- [Task requirements]:
Could you repeat the entries below word for word, leaving nothing out?

- [Given data]:
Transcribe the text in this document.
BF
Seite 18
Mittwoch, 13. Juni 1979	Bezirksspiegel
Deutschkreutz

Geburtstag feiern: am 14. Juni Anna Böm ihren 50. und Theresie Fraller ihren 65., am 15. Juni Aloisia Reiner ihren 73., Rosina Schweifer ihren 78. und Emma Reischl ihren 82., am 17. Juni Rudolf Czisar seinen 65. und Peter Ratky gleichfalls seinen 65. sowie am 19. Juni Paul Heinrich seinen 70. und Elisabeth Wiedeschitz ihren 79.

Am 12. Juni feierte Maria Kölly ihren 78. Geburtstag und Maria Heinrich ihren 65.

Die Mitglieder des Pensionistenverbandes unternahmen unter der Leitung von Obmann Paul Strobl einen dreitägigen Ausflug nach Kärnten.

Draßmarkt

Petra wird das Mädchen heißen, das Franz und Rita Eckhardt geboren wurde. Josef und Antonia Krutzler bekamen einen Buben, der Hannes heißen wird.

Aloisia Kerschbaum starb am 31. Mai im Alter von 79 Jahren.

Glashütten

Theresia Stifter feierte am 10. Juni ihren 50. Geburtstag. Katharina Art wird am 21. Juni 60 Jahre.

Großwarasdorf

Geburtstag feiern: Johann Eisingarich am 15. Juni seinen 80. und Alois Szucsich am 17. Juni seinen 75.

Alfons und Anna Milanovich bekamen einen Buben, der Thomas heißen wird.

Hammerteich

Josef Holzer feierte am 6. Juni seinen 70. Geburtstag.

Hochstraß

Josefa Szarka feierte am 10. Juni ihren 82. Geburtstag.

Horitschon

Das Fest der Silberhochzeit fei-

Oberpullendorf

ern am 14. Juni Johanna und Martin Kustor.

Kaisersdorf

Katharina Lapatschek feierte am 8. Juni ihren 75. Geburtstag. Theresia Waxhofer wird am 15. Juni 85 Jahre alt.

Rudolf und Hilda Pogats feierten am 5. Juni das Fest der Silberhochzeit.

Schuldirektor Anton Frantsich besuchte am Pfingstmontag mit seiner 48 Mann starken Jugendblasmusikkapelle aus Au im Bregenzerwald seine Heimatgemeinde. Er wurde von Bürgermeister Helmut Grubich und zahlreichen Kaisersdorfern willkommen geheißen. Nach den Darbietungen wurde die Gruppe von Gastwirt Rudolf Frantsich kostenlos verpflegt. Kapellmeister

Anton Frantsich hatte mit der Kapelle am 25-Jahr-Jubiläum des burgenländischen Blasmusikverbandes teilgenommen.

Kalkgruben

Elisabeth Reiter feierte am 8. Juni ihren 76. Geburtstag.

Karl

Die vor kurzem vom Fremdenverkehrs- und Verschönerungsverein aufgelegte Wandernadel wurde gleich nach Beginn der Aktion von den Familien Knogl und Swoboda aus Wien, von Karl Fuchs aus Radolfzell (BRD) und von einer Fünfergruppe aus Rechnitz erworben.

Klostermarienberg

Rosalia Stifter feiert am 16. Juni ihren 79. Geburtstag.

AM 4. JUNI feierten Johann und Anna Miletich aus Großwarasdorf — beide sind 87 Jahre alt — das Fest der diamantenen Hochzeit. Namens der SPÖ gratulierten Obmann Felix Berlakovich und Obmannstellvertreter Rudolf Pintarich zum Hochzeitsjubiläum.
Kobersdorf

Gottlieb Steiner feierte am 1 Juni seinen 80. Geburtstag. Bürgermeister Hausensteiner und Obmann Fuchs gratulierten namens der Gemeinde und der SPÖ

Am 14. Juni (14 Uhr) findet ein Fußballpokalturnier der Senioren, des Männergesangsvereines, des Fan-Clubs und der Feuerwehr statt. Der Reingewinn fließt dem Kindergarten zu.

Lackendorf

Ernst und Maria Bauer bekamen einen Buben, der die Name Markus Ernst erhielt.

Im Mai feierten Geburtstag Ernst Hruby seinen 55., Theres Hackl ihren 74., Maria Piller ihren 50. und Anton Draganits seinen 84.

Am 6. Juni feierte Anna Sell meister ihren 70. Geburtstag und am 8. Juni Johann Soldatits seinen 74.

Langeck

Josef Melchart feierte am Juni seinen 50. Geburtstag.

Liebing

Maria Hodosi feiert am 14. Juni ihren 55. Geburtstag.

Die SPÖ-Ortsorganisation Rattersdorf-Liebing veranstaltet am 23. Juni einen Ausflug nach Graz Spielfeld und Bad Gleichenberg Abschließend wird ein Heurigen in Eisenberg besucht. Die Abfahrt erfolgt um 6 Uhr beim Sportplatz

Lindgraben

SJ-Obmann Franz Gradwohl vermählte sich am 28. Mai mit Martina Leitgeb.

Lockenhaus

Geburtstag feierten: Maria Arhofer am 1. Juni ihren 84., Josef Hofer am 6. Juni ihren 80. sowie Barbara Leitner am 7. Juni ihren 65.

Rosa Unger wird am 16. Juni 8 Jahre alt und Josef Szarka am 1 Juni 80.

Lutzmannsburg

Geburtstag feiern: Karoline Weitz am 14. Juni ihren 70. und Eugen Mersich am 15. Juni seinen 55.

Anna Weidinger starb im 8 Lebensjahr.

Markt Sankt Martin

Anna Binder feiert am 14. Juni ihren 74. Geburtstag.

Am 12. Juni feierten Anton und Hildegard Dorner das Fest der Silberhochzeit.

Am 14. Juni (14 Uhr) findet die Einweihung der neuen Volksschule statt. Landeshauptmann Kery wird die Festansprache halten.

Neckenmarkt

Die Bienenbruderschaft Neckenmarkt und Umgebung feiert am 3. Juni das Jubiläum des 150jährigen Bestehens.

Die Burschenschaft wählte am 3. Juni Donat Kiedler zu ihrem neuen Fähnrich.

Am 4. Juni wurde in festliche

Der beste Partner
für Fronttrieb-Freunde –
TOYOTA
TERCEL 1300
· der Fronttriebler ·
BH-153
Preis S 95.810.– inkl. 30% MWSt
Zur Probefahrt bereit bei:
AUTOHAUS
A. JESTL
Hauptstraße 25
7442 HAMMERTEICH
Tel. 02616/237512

- [Response for this exercise]:
Transcribe the text in this document.
BF
Seite 18
Mittwoch, 13. Juni 1979	Bezirksspiegel
Deutschkreutz

Geburtstag feiern: am 14. Juni Anna Böm ihren 50. und Theresie Fraller ihren 65., am 15. Juni Aloisia Reiner ihren 73., Rosina Schweifer ihren 78. und Emma Reischl ihren 82., am 17. Juni Rudolf Czisar seinen 65. und Peter Ratky gleichfalls seinen 65. sowie am 19. Juni Paul Heinrich seinen 70. und Elisabeth Wiedeschitz ihren 79.

Am 12. Juni feierte Maria Kölly ihren 78. Geburtstag und Maria Heinrich ihren 65.

Die Mitglieder des Pensionistenverbandes unternahmen unter der Leitung von Obmann Paul Strobl einen dreitägigen Ausflug nach Kärnten.

Draßmarkt

Petra wird das Mädchen heißen, das Franz und Rita Eckhardt geboren wurde. Josef und Antonia Krutzler bekamen einen Buben, der Hannes heißen wird.

Aloisia Kerschbaum starb am 31. Mai im Alter von 79 Jahren.

Glashütten

Theresia Stifter feierte am 10. Juni ihren 50. Geburtstag. Katharina Art wird am 21. Juni 60 Jahre.

Großwarasdorf

Geburtstag feiern: Johann Eisingarich am 15. Juni seinen 80. und Alois Szucsich am 17. Juni seinen 75.

Alfons und Anna Milanovich bekamen einen Buben, der Thomas heißen wird.

Hammerteich

Josef Holzer feierte am 6. Juni seinen 70. Geburtstag.

Hochstraß

Josefa Szarka feierte am 10. Juni ihren 82. Geburtstag.

Horitschon

Das Fest der Silberhochzeit fei-

Oberpullendorf

ern am 14. Juni Johanna und Martin Kustor.

Kaisersdorf

Katharina Lapatschek feierte am 8. Juni ihren 75. Geburtstag. Theresia Waxhofer wird am 15. Juni 85 Jahre alt.

Rudolf und Hilda Pogats feierten am 5. Juni das Fest der Silberhochzeit.

Schuldirektor Anton Frantsich besuchte am Pfingstmontag mit seiner 48 Mann starken Jugendblasmusikkapelle aus Au im Bregenzerwald seine Heimatgemeinde. Er wurde von Bürgermeister Helmut Grubich und zahlreichen Kaisersdorfern willkommen geheißen. Nach den Darbietungen wurde die Gruppe von Gastwirt Rudolf Frantsich kostenlos verpflegt. Kapellmeister

Anton Frantsich hatte mit der Kapelle am 25-Jahr-Jubiläum des burgenländischen Blasmusikverbandes teilgenommen.

Kalkgruben

Elisabeth Reiter feierte am 8. Juni ihren 76. Geburtstag.

Karl

Die vor kurzem vom Fremdenverkehrs- und Verschönerungsverein aufgelegte Wandernadel wurde gleich nach Beginn der Aktion von den Familien Knogl und Swoboda aus Wien, von Karl Fuchs aus Radolfzell (BRD) und von einer Fünfergruppe aus Rechnitz erworben.

Klostermarienberg

Rosalia Stifter feiert am 16. Juni ihren 79. Geburtstag.

AM 4. JUNI feierten Johann und Anna Miletich aus Großwarasdorf — beide sind 87 Jahre alt — das Fest der diamantenen Hochzeit. Namens der SPÖ gratulierten Obmann Felix Berlakovich und Obmannstellvertreter Rudolf Pintarich zum Hochzeitsjubiläum.
Kobersdorf

Gottlieb Steiner feierte am 1 Juni seinen 80. Geburtstag. Bürgermeister Hausensteiner und Obmann Fuchs gratulierten namens der Gemeinde und der SPÖ

Am 14. Juni (14 Uhr) findet ein Fußballpokalturnier der Senioren, des Männergesangsvereines, des Fan-Clubs und der Feuerwehr statt. Der Reingewinn fließt dem Kindergarten zu.

Lackendorf

Ernst und Maria Bauer bekamen einen Buben, der die Name Markus Ernst erhielt.

Im Mai feierten Geburtstag Ernst Hruby seinen 55., Theres Hackl ihren 74., Maria Piller ihren 50. und Anton Draganits seinen 84.

Am 6. Juni feierte Anna Sell meister ihren 70. Geburtstag und am 8. Juni Johann Soldatits seinen 74.

Langeck

Josef Melchart feierte am Juni seinen 50. Geburtstag.

Liebing

Maria Hodosi feiert am 14. Juni ihren 55. Geburtstag.

Die SPÖ-Ortsorganisation Rattersdorf-Liebing veranstaltet am 23. Juni einen Ausflug nach Graz Spielfeld und Bad Gleichenberg Abschließend wird ein Heurigen in Eisenberg besucht. Die Abfahrt erfolgt um 6 Uhr beim Sportplatz

Lindgraben

SJ-Obmann Franz Gradwohl vermählte sich am 28. Mai mit Martina Leitgeb.

Lockenhaus

Geburtstag feierten: Maria Arhofer am 1. Juni ihren 84., Josef Hofer am 6. Juni ihren 80. sowie Barbara Leitner am 7. Juni ihren 65.

Rosa Unger wird am 16. Juni 8 Jahre alt und Josef Szarka am 1 Juni 80.

Lutzmannsburg

Geburtstag feiern: Karoline Weitz am 14. Juni ihren 70. und Eugen Mersich am 15. Juni seinen 55.

Anna Weidinger starb im 8 Lebensjahr.

Markt Sankt Martin

Anna Binder feiert am 14. Juni ihren 74. Geburtstag.

Am 12. Juni feierten Anton und Hildegard Dorner das Fest der Silberhochzeit.

Am 14. Juni (14 Uhr) findet die Einweihung der neuen Volksschule statt. Landeshauptmann Kery wird die Festansprache halten.

Neckenmarkt

Die Bienenbruderschaft Neckenmarkt und Umgebung feiert am 3. Juni das Jubiläum des 150jährigen Bestehens.

Die Burschenschaft wählte am 3. Juni Donat Kiedler zu ihrem neuen Fähnrich.

Am 4. Juni wurde in festliche

Der beste Partner
für Fronttrieb-Freunde –
TOYOTA
TERCEL 1300
· der Fronttriebler ·
BH-153
Preis S 95.810.– inkl. 30% MWSt
Zur Probefahrt bereit bei:
AUTOHAUS
A. JESTL
Hauptstraße 25
7442 HAMMERTEICH
Tel. 02616/237512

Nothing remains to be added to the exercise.